I feel this was a response to this recent submission as perhaps an example of a math text that is less traditional? (Could be interesting to look at the discussion and see how this text holds up?)

Why do many math books have so much detail and so little enlightenment? (2010)

> https://news.ycombinator.com/item?id=14338411

It's an interesting comparison to be sure, but I'm not sure Street-Fighting Math has a lot to offer graduate-level pure math texts (the subject of that post).

I own and love the book, and did a lot of pure math in my math undergrad degree. But SFM is closer to the tradition of Martin Gardner's long-running "Mathematical Games" column in Scientific American than real higher pure math education.

I think that's because it hinges on giving you tools to "hack" problems in physics, geometry and calculus that leverage intuition about quantities and space. There are branches of pure math where this matters a lot, but frankly it's not going to help you learn about Lie groups or category theory. It's not clear to me that the style and approach of SFM is helpful in this kind of very abstract context where a detailed understanding of unfamiliar sorts of concepts and mechanics is crucial.
------------------------------------------------------------------------
WRITTEN TASKS →
1) Summarize the comment above on Street-Fighting Math in two sentences.
2) Decide whether each statement below agrees with the comment on Street-Fighting Math. Answer yes or no for each, and quote the words of the comment that settle it.
(a) The writer did a lot of pure math during an undergraduate math degree.
(b) The writer expects Street-Fighting Math to help a reader learn category theory.
(c) Martin Gardner's "Mathematical Games" column ran in Scientific American.

DATASET EXCERPT →
------------------------------------------------------------------------
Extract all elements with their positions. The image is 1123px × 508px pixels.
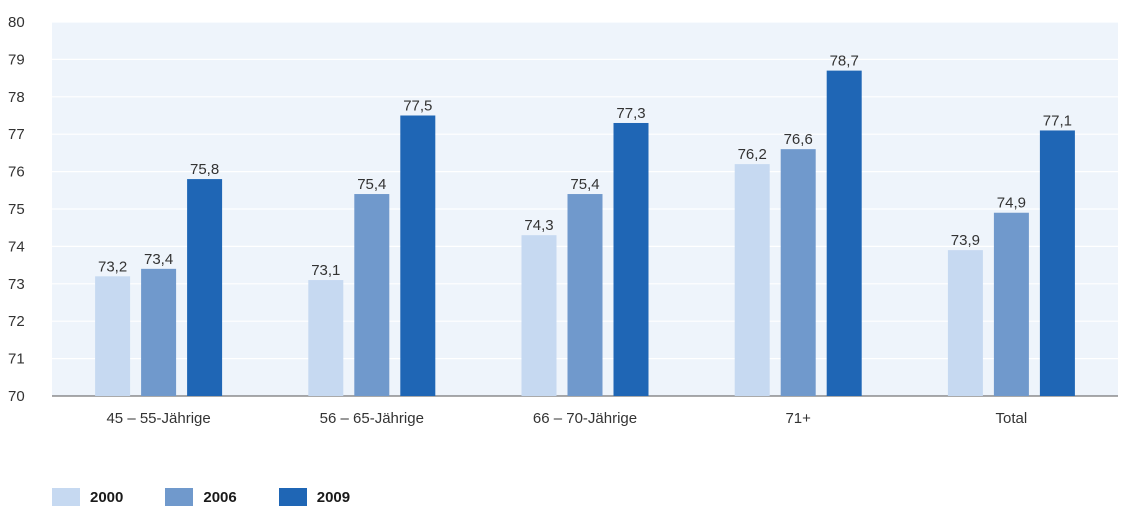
------------------------------------------------------------------------
SOLUTIONS TO THE PROBLEMS →
1) The comment suggests that Street-Fighting Math was posted in response to a recent submission asking why many math books have so much detail and so little enlightenment, but doubts the book has much to offer graduate-level pure math texts. Its writer owns and loves the book and places it closer to Martin Gardner's "Mathematical Games" column, because it gives tools to "hack" problems in physics, geometry and calculus through intuition, which will not help with Lie groups or category theory.

2)
(a) Yes: "did a lot of pure math in my math undergrad degree"
(b) No: "frankly it's not going to help you learn about Lie groups or category theory"
(c) Yes: "Martin Gardner's long-running "Mathematical Games" column in Scientific American"